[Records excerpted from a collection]
+---+

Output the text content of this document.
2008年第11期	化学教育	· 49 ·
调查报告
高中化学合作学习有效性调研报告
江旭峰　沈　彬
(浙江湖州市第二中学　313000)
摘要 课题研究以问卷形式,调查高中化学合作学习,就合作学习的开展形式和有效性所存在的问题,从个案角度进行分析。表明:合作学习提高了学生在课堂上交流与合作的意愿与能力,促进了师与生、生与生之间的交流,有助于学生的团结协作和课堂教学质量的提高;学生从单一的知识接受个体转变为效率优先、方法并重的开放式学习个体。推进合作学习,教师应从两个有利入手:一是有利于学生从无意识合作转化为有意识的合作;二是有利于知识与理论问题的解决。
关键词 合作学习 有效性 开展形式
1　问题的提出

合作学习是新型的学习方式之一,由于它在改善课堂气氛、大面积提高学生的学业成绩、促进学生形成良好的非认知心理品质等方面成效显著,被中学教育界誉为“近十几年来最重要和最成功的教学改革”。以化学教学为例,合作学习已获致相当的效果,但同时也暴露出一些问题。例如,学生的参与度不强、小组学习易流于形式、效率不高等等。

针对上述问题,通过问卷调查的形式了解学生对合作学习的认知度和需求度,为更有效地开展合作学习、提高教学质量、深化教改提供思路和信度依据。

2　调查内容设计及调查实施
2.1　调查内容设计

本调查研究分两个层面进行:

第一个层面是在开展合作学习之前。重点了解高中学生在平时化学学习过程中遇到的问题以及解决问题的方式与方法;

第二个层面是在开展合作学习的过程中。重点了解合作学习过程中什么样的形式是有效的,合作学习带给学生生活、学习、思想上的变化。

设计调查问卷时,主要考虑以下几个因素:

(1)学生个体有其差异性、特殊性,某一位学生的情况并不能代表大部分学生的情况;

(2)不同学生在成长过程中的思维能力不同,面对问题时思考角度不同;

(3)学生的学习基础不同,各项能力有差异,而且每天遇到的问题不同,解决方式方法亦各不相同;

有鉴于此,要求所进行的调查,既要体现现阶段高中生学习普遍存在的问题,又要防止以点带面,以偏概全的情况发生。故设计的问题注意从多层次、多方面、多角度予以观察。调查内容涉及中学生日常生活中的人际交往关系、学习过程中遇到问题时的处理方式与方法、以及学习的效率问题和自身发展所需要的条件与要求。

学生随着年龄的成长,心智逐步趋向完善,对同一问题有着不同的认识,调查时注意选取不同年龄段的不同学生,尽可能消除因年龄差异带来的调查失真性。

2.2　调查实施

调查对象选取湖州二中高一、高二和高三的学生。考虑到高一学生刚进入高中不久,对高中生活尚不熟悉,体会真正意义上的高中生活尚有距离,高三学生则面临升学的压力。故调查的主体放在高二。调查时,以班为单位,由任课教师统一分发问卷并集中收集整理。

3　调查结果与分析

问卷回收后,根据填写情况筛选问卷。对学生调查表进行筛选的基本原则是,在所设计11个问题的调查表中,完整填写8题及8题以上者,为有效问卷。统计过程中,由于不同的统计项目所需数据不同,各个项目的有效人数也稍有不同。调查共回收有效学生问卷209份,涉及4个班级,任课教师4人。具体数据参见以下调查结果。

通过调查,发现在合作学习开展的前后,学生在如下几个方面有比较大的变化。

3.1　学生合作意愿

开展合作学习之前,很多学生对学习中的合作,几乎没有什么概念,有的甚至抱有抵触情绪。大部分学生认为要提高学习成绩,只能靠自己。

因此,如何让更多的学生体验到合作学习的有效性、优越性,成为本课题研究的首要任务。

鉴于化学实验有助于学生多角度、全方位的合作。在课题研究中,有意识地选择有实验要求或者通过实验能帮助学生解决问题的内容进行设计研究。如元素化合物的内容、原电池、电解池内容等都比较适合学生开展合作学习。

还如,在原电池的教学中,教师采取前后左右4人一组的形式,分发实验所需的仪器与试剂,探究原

+---+

> **Instructions for the task**
Copy out the material above in its entirety. Every detail must match.

> **Written solution**
Output the text content of this document.
2008年第11期	化学教育	· 49 ·
调查报告
高中化学合作学习有效性调研报告
江旭峰　沈　彬
(浙江湖州市第二中学　313000)
摘要 课题研究以问卷形式,调查高中化学合作学习,就合作学习的开展形式和有效性所存在的问题,从个案角度进行分析。表明:合作学习提高了学生在课堂上交流与合作的意愿与能力,促进了师与生、生与生之间的交流,有助于学生的团结协作和课堂教学质量的提高;学生从单一的知识接受个体转变为效率优先、方法并重的开放式学习个体。推进合作学习,教师应从两个有利入手:一是有利于学生从无意识合作转化为有意识的合作;二是有利于知识与理论问题的解决。
关键词 合作学习 有效性 开展形式
1　问题的提出

合作学习是新型的学习方式之一,由于它在改善课堂气氛、大面积提高学生的学业成绩、促进学生形成良好的非认知心理品质等方面成效显著,被中学教育界誉为“近十几年来最重要和最成功的教学改革”。以化学教学为例,合作学习已获致相当的效果,但同时也暴露出一些问题。例如,学生的参与度不强、小组学习易流于形式、效率不高等等。

针对上述问题,通过问卷调查的形式了解学生对合作学习的认知度和需求度,为更有效地开展合作学习、提高教学质量、深化教改提供思路和信度依据。

2　调查内容设计及调查实施
2.1　调查内容设计

本调查研究分两个层面进行:

第一个层面是在开展合作学习之前。重点了解高中学生在平时化学学习过程中遇到的问题以及解决问题的方式与方法;

第二个层面是在开展合作学习的过程中。重点了解合作学习过程中什么样的形式是有效的,合作学习带给学生生活、学习、思想上的变化。

设计调查问卷时,主要考虑以下几个因素:

(1)学生个体有其差异性、特殊性,某一位学生的情况并不能代表大部分学生的情况;

(2)不同学生在成长过程中的思维能力不同,面对问题时思考角度不同;

(3)学生的学习基础不同,各项能力有差异,而且每天遇到的问题不同,解决方式方法亦各不相同;

有鉴于此,要求所进行的调查,既要体现现阶段高中生学习普遍存在的问题,又要防止以点带面,以偏概全的情况发生。故设计的问题注意从多层次、多方面、多角度予以观察。调查内容涉及中学生日常生活中的人际交往关系、学习过程中遇到问题时的处理方式与方法、以及学习的效率问题和自身发展所需要的条件与要求。

学生随着年龄的成长,心智逐步趋向完善,对同一问题有着不同的认识,调查时注意选取不同年龄段的不同学生,尽可能消除因年龄差异带来的调查失真性。

2.2　调查实施

调查对象选取湖州二中高一、高二和高三的学生。考虑到高一学生刚进入高中不久,对高中生活尚不熟悉,体会真正意义上的高中生活尚有距离,高三学生则面临升学的压力。故调查的主体放在高二。调查时,以班为单位,由任课教师统一分发问卷并集中收集整理。

3　调查结果与分析

问卷回收后,根据填写情况筛选问卷。对学生调查表进行筛选的基本原则是,在所设计11个问题的调查表中,完整填写8题及8题以上者,为有效问卷。统计过程中,由于不同的统计项目所需数据不同,各个项目的有效人数也稍有不同。调查共回收有效学生问卷209份,涉及4个班级,任课教师4人。具体数据参见以下调查结果。

通过调查,发现在合作学习开展的前后,学生在如下几个方面有比较大的变化。

3.1　学生合作意愿

开展合作学习之前,很多学生对学习中的合作,几乎没有什么概念,有的甚至抱有抵触情绪。大部分学生认为要提高学习成绩,只能靠自己。

因此,如何让更多的学生体验到合作学习的有效性、优越性,成为本课题研究的首要任务。

鉴于化学实验有助于学生多角度、全方位的合作。在课题研究中,有意识地选择有实验要求或者通过实验能帮助学生解决问题的内容进行设计研究。如元素化合物的内容、原电池、电解池内容等都比较适合学生开展合作学习。

还如,在原电池的教学中,教师采取前后左右4人一组的形式,分发实验所需的仪器与试剂,探究原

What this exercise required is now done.